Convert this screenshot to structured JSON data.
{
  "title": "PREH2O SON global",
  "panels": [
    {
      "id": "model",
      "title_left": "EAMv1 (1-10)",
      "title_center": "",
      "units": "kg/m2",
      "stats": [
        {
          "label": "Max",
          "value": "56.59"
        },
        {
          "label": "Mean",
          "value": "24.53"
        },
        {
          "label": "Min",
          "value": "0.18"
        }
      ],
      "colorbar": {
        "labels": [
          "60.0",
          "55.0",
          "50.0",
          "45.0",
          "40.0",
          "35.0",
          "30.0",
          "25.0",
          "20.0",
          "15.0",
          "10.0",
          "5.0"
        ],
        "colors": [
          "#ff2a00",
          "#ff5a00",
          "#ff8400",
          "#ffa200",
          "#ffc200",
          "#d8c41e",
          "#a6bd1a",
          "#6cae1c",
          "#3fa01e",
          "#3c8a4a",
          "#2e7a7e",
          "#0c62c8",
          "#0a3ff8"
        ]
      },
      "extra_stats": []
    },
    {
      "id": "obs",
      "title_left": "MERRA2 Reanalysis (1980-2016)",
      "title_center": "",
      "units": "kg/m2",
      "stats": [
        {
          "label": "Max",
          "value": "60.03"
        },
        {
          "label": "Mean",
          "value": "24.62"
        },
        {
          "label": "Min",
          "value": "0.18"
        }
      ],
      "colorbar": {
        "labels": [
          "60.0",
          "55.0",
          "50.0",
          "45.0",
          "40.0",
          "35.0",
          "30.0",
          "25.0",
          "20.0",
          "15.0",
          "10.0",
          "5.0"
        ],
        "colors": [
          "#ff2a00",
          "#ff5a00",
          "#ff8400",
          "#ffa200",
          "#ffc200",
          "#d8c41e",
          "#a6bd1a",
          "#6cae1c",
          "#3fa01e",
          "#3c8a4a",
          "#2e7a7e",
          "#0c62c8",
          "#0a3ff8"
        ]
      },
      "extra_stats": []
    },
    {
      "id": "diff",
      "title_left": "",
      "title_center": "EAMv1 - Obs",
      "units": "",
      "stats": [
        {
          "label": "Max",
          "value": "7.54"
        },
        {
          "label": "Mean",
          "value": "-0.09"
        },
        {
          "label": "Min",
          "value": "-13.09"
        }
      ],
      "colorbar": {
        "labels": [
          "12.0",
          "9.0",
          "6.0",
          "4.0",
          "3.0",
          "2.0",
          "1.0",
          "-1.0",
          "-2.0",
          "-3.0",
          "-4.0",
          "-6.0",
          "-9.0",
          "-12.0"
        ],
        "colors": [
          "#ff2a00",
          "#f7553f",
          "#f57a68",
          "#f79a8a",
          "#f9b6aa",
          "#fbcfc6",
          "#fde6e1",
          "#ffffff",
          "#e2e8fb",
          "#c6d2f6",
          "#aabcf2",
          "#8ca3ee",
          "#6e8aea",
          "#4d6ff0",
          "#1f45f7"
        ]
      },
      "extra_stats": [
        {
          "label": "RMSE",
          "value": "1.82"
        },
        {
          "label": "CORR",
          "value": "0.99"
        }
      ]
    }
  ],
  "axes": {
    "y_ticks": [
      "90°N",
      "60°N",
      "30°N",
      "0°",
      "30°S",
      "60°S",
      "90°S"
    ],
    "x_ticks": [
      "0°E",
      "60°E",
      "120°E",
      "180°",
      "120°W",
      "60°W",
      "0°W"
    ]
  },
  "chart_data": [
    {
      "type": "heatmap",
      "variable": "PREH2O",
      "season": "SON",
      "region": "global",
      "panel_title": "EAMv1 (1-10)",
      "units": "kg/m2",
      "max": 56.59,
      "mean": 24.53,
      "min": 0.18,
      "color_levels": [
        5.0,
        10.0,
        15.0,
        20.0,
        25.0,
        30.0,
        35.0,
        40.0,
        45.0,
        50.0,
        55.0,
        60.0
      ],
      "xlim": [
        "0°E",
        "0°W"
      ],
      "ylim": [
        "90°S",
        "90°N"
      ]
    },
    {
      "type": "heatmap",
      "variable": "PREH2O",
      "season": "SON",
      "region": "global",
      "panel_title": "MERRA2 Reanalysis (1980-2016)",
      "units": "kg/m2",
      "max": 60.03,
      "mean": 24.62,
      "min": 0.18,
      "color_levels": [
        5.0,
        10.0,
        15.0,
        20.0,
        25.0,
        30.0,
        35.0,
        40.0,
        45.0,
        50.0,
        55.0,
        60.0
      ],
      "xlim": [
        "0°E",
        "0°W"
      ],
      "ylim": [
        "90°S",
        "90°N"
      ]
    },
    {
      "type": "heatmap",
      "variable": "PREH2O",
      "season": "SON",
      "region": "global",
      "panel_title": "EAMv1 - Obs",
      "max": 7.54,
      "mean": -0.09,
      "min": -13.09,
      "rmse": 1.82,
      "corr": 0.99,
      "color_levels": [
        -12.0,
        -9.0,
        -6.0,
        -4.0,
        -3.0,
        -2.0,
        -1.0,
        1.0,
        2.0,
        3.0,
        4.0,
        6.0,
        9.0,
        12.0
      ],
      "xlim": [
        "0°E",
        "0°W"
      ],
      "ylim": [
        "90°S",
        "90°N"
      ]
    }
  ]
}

• • •

[Given exercise]: Return the entries above exactly, each one complete.

[The reply]:
Convert this screenshot to structured JSON data.
{
  "title": "PREH2O SON global",
  "panels": [
    {
      "id": "model",
      "title_left": "EAMv1 (1-10)",
      "title_center": "",
      "units": "kg/m2",
      "stats": [
        {
          "label": "Max",
          "value": "56.59"
        },
        {
          "label": "Mean",
          "value": "24.53"
        },
        {
          "label": "Min",
          "value": "0.18"
        }
      ],
      "colorbar": {
        "labels": [
          "60.0",
          "55.0",
          "50.0",
          "45.0",
          "40.0",
          "35.0",
          "30.0",
          "25.0",
          "20.0",
          "15.0",
          "10.0",
          "5.0"
        ],
        "colors": [
          "#ff2a00",
          "#ff5a00",
          "#ff8400",
          "#ffa200",
          "#ffc200",
          "#d8c41e",
          "#a6bd1a",
          "#6cae1c",
          "#3fa01e",
          "#3c8a4a",
          "#2e7a7e",
          "#0c62c8",
          "#0a3ff8"
        ]
      },
      "extra_stats": []
    },
    {
      "id": "obs",
      "title_left": "MERRA2 Reanalysis (1980-2016)",
      "title_center": "",
      "units": "kg/m2",
      "stats": [
        {
          "label": "Max",
          "value": "60.03"
        },
        {
          "label": "Mean",
          "value": "24.62"
        },
        {
          "label": "Min",
          "value": "0.18"
        }
      ],
      "colorbar": {
        "labels": [
          "60.0",
          "55.0",
          "50.0",
          "45.0",
          "40.0",
          "35.0",
          "30.0",
          "25.0",
          "20.0",
          "15.0",
          "10.0",
          "5.0"
        ],
        "colors": [
          "#ff2a00",
          "#ff5a00",
          "#ff8400",
          "#ffa200",
          "#ffc200",
          "#d8c41e",
          "#a6bd1a",
          "#6cae1c",
          "#3fa01e",
          "#3c8a4a",
          "#2e7a7e",
          "#0c62c8",
          "#0a3ff8"
        ]
      },
      "extra_stats": []
    },
    {
      "id": "diff",
      "title_left": "",
      "title_center": "EAMv1 - Obs",
      "units": "",
      "stats": [
        {
          "label": "Max",
          "value": "7.54"
        },
        {
          "label": "Mean",
          "value": "-0.09"
        },
        {
          "label": "Min",
          "value": "-13.09"
        }
      ],
      "colorbar": {
        "labels": [
          "12.0",
          "9.0",
          "6.0",
          "4.0",
          "3.0",
          "2.0",
          "1.0",
          "-1.0",
          "-2.0",
          "-3.0",
          "-4.0",
          "-6.0",
          "-9.0",
          "-12.0"
        ],
        "colors": [
          "#ff2a00",
          "#f7553f",
          "#f57a68",
          "#f79a8a",
          "#f9b6aa",
          "#fbcfc6",
          "#fde6e1",
          "#ffffff",
          "#e2e8fb",
          "#c6d2f6",
          "#aabcf2",
          "#8ca3ee",
          "#6e8aea",
          "#4d6ff0",
          "#1f45f7"
        ]
      },
      "extra_stats": [
        {
          "label": "RMSE",
          "value": "1.82"
        },
        {
          "label": "CORR",
          "value": "0.99"
        }
      ]
    }
  ],
  "axes": {
    "y_ticks": [
      "90°N",
      "60°N",
      "30°N",
      "0°",
      "30°S",
      "60°S",
      "90°S"
    ],
    "x_ticks": [
      "0°E",
      "60°E",
      "120°E",
      "180°",
      "120°W",
      "60°W",
      "0°W"
    ]
  },
  "chart_data": [
    {
      "type": "heatmap",
      "variable": "PREH2O",
      "season": "SON",
      "region": "global",
      "panel_title": "EAMv1 (1-10)",
      "units": "kg/m2",
      "max": 56.59,
      "mean": 24.53,
      "min": 0.18,
      "color_levels": [
        5.0,
        10.0,
        15.0,
        20.0,
        25.0,
        30.0,
        35.0,
        40.0,
        45.0,
        50.0,
        55.0,
        60.0
      ],
      "xlim": [
        "0°E",
        "0°W"
      ],
      "ylim": [
        "90°S",
        "90°N"
      ]
    },
    {
      "type": "heatmap",
      "variable": "PREH2O",
      "season": "SON",
      "region": "global",
      "panel_title": "MERRA2 Reanalysis (1980-2016)",
      "units": "kg/m2",
      "max": 60.03,
      "mean": 24.62,
      "min": 0.18,
      "color_levels": [
        5.0,
        10.0,
        15.0,
        20.0,
        25.0,
        30.0,
        35.0,
        40.0,
        45.0,
        50.0,
        55.0,
        60.0
      ],
      "xlim": [
        "0°E",
        "0°W"
      ],
      "ylim": [
        "90°S",
        "90°N"
      ]
    },
    {
      "type": "heatmap",
      "variable": "PREH2O",
      "season": "SON",
      "region": "global",
      "panel_title": "EAMv1 - Obs",
      "max": 7.54,
      "mean": -0.09,
      "min": -13.09,
      "rmse": 1.82,
      "corr": 0.99,
      "color_levels": [
        -12.0,
        -9.0,
        -6.0,
        -4.0,
        -3.0,
        -2.0,
        -1.0,
        1.0,
        2.0,
        3.0,
        4.0,
        6.0,
        9.0,
        12.0
      ],
      "xlim": [
        "0°E",
        "0°W"
      ],
      "ylim": [
        "90°S",
        "90°N"
      ]
    }
  ]
}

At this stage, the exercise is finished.